----- TASK INPUT -----

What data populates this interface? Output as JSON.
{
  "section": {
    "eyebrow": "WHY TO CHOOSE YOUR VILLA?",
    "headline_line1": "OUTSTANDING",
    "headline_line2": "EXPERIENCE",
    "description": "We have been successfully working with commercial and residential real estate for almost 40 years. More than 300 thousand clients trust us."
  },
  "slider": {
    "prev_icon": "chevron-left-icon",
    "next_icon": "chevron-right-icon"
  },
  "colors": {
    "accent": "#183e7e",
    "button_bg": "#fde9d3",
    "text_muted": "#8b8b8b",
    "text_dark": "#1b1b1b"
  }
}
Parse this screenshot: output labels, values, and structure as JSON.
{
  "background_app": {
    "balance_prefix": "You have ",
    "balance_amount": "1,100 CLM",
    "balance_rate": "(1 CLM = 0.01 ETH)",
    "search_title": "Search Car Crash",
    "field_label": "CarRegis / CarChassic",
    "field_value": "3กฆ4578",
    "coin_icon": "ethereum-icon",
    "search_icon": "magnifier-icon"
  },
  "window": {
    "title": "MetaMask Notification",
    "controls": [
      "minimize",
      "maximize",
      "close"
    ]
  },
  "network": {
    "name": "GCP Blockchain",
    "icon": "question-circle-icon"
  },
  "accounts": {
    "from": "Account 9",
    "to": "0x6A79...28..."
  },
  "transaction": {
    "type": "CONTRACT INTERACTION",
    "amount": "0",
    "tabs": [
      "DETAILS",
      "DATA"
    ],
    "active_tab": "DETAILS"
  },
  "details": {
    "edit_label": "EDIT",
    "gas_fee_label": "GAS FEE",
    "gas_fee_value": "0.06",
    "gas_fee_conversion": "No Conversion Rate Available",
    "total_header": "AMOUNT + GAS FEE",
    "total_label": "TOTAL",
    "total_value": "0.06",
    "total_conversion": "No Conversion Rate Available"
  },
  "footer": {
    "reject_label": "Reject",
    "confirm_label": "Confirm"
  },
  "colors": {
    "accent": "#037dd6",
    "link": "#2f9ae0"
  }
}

-----

All of the entries above should be written out again exactly.

What data populates this interface? Output as JSON.
{
  "section": {
    "eyebrow": "WHY TO CHOOSE YOUR VILLA?",
    "headline_line1": "OUTSTANDING",
    "headline_line2": "EXPERIENCE",
    "description": "We have been successfully working with commercial and residential real estate for almost 40 years. More than 300 thousand clients trust us."
  },
  "slider": {
    "prev_icon": "chevron-left-icon",
    "next_icon": "chevron-right-icon"
  },
  "colors": {
    "accent": "#183e7e",
    "button_bg": "#fde9d3",
    "text_muted": "#8b8b8b",
    "text_dark": "#1b1b1b"
  }
}
Parse this screenshot: output labels, values, and structure as JSON.
{
  "background_app": {
    "balance_prefix": "You have ",
    "balance_amount": "1,100 CLM",
    "balance_rate": "(1 CLM = 0.01 ETH)",
    "search_title": "Search Car Crash",
    "field_label": "CarRegis / CarChassic",
    "field_value": "3กฆ4578",
    "coin_icon": "ethereum-icon",
    "search_icon": "magnifier-icon"
  },
  "window": {
    "title": "MetaMask Notification",
    "controls": [
      "minimize",
      "maximize",
      "close"
    ]
  },
  "network": {
    "name": "GCP Blockchain",
    "icon": "question-circle-icon"
  },
  "accounts": {
    "from": "Account 9",
    "to": "0x6A79...28..."
  },
  "transaction": {
    "type": "CONTRACT INTERACTION",
    "amount": "0",
    "tabs": [
      "DETAILS",
      "DATA"
    ],
    "active_tab": "DETAILS"
  },
  "details": {
    "edit_label": "EDIT",
    "gas_fee_label": "GAS FEE",
    "gas_fee_value": "0.06",
    "gas_fee_conversion": "No Conversion Rate Available",
    "total_header": "AMOUNT + GAS FEE",
    "total_label": "TOTAL",
    "total_value": "0.06",
    "total_conversion": "No Conversion Rate Available"
  },
  "footer": {
    "reject_label": "Reject",
    "confirm_label": "Confirm"
  },
  "colors": {
    "accent": "#037dd6",
    "link": "#2f9ae0"
  }
}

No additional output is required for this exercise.